**GIVEN REQUEST**
Locate the word "into" in the data below, then copy every line that holds it.

Saved entries

— begin —

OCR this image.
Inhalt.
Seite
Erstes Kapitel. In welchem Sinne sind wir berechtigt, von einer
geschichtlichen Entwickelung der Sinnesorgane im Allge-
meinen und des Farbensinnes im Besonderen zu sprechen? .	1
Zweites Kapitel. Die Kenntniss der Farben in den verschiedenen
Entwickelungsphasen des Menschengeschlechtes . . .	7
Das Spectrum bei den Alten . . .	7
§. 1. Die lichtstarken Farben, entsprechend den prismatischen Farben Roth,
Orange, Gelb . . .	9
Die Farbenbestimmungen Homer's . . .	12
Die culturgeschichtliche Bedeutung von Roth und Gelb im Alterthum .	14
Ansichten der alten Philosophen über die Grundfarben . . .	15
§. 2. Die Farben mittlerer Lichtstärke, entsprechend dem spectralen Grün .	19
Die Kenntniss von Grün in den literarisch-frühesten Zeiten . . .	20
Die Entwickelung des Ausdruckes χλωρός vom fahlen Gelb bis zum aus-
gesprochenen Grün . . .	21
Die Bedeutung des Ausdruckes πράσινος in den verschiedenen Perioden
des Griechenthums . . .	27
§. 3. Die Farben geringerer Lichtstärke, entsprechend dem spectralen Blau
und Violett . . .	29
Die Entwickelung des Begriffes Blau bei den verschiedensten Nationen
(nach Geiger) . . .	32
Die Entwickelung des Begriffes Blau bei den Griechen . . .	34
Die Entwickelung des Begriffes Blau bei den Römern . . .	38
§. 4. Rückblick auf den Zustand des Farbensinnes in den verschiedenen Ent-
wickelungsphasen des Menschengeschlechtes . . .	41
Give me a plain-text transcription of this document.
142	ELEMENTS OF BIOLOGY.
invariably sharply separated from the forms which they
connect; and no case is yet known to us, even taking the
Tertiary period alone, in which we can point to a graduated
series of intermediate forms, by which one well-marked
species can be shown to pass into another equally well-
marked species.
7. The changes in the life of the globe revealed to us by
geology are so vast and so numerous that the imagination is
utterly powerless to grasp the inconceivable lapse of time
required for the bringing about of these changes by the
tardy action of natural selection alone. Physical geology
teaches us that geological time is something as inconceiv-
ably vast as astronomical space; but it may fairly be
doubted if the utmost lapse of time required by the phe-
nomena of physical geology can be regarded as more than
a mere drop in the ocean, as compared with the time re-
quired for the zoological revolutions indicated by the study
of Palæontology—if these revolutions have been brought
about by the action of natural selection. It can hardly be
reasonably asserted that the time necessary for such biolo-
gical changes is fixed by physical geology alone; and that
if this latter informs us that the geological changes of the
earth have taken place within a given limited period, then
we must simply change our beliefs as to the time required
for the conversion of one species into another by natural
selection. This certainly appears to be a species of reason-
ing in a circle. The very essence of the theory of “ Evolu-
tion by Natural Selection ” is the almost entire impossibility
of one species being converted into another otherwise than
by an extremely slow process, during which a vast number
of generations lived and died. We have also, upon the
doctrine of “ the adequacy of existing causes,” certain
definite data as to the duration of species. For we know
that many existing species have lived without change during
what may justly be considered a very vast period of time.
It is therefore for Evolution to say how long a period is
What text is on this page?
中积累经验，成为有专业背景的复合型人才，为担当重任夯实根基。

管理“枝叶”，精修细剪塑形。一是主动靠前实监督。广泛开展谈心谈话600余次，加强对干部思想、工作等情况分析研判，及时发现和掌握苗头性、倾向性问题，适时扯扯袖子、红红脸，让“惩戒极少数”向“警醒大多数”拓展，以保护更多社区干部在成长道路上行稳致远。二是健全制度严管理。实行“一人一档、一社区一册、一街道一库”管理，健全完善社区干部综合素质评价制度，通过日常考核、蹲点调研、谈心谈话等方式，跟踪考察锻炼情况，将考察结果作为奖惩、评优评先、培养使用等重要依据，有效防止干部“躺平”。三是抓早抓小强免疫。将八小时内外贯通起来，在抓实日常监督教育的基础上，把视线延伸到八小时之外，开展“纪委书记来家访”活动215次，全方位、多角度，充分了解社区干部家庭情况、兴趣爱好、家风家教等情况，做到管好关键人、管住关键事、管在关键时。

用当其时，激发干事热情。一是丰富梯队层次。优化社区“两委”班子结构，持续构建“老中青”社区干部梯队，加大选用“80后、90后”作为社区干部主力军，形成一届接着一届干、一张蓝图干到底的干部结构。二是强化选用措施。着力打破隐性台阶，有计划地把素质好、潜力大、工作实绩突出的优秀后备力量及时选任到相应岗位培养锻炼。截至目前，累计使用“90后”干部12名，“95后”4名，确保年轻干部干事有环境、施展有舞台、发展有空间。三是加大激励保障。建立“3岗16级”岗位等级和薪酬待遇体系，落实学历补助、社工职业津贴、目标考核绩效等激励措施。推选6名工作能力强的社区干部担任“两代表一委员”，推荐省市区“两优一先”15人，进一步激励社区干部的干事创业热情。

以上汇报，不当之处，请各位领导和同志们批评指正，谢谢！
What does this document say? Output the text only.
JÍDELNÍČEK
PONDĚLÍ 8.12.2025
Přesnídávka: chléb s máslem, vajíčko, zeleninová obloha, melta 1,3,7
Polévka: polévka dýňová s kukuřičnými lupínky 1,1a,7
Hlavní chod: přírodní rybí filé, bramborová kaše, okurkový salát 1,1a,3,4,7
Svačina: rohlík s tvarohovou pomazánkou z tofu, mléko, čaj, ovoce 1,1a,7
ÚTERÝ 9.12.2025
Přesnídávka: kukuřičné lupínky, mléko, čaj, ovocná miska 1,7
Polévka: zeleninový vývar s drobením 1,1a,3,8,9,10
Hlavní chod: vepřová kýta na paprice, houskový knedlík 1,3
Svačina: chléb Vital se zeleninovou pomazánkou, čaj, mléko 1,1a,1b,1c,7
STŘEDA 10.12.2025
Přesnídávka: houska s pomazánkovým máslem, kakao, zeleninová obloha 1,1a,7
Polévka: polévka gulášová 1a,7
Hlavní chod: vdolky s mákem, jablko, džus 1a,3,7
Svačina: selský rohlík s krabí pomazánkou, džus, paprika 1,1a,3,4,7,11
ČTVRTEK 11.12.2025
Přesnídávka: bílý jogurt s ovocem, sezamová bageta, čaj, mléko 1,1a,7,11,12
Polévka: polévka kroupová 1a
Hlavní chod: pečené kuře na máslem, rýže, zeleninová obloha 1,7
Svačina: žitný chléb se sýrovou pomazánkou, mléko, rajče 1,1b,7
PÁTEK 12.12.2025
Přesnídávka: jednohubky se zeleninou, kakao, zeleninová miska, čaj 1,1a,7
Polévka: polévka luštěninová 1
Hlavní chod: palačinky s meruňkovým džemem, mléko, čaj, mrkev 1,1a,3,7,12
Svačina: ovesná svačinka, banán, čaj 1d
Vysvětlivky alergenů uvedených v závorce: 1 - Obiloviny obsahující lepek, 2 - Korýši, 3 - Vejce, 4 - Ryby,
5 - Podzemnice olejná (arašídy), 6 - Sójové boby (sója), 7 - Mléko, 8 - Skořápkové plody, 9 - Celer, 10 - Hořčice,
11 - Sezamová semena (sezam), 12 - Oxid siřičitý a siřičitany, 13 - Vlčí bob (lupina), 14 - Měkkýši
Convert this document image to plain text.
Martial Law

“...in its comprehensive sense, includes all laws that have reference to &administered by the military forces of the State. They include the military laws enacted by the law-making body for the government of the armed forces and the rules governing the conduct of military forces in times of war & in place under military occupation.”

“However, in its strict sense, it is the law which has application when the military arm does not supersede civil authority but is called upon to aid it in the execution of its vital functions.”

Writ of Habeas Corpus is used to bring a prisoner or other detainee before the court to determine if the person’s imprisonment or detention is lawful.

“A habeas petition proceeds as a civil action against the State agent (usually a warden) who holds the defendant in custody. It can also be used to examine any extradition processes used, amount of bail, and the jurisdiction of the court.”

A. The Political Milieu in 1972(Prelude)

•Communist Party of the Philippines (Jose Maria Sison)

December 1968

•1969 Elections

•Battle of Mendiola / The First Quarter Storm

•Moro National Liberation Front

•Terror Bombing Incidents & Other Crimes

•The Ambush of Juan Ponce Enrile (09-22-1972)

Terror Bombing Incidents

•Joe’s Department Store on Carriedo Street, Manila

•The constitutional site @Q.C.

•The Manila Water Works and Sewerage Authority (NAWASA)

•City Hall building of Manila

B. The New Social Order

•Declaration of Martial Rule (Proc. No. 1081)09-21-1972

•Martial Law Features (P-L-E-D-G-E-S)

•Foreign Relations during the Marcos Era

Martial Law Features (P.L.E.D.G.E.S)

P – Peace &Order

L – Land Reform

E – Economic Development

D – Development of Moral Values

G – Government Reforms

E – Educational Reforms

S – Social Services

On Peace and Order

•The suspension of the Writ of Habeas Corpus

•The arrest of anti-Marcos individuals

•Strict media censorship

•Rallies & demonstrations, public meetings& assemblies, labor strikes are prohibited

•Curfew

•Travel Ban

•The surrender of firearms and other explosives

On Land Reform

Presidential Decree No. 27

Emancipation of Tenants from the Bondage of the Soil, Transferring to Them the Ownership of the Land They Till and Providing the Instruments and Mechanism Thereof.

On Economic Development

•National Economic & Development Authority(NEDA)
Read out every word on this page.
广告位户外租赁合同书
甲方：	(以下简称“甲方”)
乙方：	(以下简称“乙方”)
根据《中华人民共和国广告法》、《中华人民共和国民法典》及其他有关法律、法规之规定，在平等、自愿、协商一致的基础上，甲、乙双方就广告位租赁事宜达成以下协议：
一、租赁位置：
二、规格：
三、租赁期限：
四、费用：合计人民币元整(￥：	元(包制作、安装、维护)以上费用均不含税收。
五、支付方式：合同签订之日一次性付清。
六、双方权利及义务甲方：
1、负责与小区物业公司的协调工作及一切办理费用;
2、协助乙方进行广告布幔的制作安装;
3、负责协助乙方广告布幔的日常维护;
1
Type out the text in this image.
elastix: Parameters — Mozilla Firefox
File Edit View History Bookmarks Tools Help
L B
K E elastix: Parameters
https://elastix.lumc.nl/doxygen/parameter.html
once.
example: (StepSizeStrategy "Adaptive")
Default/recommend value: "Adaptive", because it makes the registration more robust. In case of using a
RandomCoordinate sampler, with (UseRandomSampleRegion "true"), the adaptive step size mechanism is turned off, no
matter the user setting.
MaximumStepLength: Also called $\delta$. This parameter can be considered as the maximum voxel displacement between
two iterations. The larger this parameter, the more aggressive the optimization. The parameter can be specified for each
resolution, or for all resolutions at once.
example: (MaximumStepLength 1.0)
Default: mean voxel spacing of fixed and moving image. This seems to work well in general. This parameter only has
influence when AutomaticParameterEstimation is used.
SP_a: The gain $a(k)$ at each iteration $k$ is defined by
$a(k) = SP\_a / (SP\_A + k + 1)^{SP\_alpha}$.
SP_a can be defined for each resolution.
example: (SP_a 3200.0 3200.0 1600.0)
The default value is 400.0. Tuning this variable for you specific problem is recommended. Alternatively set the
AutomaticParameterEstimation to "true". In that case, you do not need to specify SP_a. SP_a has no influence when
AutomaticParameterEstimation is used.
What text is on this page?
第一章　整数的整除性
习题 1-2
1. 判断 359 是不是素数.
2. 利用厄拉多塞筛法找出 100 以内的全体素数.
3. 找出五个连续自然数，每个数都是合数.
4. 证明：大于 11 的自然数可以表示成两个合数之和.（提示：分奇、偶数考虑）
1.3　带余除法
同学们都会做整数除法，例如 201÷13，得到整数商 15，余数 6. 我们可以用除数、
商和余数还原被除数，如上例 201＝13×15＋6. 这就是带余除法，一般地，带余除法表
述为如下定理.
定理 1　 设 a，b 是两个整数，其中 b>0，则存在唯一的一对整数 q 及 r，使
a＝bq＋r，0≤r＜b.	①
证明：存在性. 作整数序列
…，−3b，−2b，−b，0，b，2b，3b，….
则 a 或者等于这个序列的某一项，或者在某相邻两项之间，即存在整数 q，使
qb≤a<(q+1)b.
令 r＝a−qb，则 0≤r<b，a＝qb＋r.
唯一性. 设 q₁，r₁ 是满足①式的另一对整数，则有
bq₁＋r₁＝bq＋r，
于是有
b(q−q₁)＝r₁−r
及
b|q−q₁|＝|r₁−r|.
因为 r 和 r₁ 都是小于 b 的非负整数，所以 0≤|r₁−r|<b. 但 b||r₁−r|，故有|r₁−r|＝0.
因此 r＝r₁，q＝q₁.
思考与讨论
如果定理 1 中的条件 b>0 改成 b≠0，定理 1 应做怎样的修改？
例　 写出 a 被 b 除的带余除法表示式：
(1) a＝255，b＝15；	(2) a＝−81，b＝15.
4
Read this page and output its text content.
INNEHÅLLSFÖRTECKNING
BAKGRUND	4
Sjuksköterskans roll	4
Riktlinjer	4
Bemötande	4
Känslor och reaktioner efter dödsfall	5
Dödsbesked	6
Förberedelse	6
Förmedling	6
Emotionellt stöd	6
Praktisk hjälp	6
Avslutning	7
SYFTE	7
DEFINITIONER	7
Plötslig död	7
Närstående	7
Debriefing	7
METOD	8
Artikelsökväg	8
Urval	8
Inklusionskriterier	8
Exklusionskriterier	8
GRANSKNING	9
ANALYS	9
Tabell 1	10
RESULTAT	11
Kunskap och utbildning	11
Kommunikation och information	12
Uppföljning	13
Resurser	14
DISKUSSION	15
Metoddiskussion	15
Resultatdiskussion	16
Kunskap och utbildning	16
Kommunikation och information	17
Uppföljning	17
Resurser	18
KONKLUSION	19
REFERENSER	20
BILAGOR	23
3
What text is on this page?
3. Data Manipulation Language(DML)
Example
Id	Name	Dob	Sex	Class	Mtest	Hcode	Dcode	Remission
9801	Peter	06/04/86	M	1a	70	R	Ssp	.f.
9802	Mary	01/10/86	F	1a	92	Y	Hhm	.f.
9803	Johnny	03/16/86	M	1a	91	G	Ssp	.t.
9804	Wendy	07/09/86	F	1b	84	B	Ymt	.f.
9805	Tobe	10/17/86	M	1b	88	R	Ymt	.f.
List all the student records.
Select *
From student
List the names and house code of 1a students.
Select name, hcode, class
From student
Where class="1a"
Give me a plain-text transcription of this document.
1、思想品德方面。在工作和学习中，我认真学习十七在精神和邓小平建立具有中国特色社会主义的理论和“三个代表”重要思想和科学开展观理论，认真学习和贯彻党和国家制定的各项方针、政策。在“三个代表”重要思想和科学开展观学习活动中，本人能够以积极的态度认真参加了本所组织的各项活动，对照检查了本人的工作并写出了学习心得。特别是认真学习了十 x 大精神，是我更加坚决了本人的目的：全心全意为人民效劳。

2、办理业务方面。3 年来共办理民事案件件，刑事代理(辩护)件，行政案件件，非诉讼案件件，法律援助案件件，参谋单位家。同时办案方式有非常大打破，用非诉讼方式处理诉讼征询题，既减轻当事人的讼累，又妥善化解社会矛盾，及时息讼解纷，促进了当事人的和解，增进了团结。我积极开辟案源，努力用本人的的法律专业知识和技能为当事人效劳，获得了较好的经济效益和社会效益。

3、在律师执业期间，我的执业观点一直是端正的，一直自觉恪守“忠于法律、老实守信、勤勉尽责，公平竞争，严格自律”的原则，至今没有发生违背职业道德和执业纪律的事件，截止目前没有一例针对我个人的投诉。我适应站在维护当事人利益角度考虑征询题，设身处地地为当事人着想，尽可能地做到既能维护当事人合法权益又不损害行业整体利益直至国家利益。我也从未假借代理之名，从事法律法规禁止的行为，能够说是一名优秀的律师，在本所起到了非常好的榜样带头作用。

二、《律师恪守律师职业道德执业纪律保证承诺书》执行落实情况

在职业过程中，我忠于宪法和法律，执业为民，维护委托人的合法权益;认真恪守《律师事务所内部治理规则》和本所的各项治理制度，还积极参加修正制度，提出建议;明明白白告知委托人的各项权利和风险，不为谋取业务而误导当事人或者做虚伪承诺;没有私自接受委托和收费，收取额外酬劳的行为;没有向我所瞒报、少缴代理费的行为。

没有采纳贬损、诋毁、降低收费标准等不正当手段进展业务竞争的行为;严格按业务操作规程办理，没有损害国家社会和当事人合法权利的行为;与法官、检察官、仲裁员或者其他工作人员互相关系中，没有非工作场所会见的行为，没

— end —

**CORRECT RESPONSE**
species can be shown to pass into another equally well-
for the conversion of one species into another by natural
of one species being converted into another otherwise than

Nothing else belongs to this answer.